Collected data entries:
• • • •

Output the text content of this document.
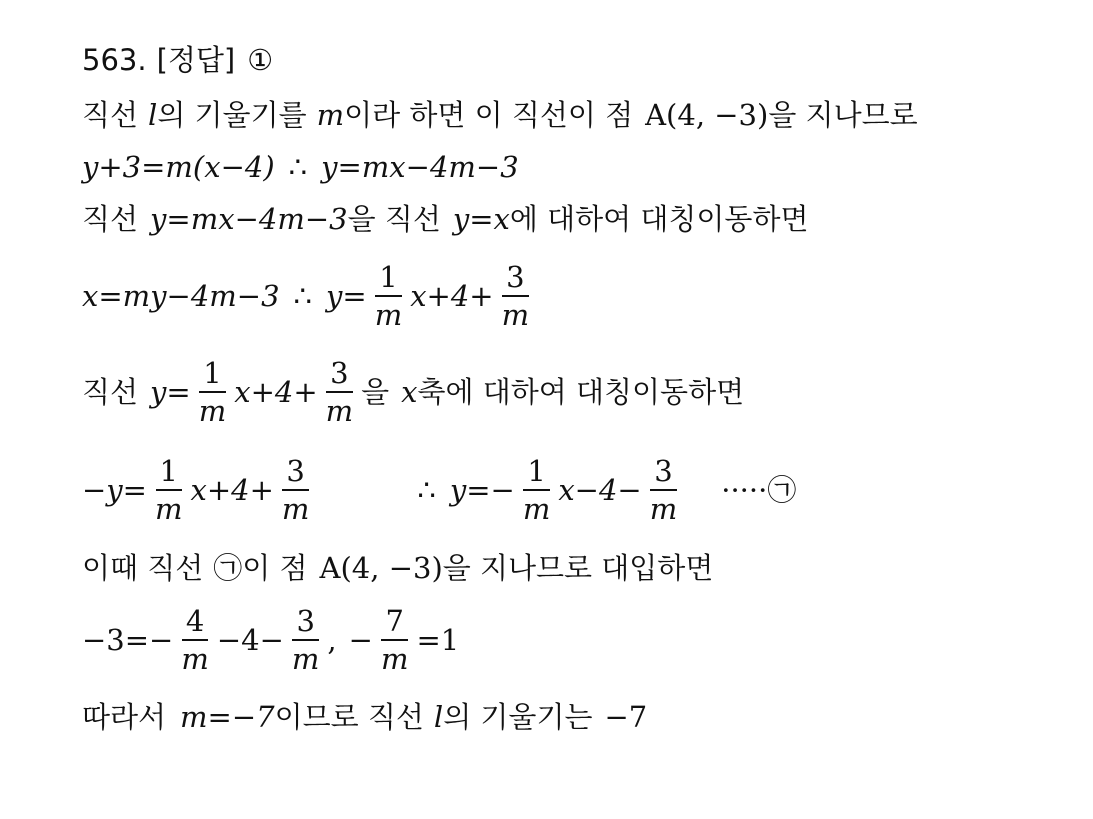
563. [정답] ①
직선 l 의 기울기를 m 이라 하면 이 직선이 점 A(4, −3) 을 지나므로
y+3=m(x−4) ∴ y=mx−4m−3
직선 y=mx−4m−3 을 직선 y=x 에 대하여 대칭이동하면
x=my−4m−3 ∴ $y= \frac{1}{m} x+4+ \frac{3}{m}$
직선 $y= \frac{1}{m} x+4+ \frac{3}{m}$ 을 x 축에 대하여 대칭이동하면
$-y= \frac{1}{m} x+4+ \frac{3}{m}$	∴ $y=- \frac{1}{m} x-4- \frac{3}{m}$ ····· ㉠
이때 직선 ㉠ 이 점 A(4, −3) 을 지나므로 대입하면
$-3=- \frac{4}{m} -4- \frac{3}{m}$ , − $\frac{7}{m} =1$
따라서 m=−7 이므로 직선 l 의 기울기는 −7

• • • •

## Exercise
Report only the number of lines in the listing that contain the word "frac".

## Response
4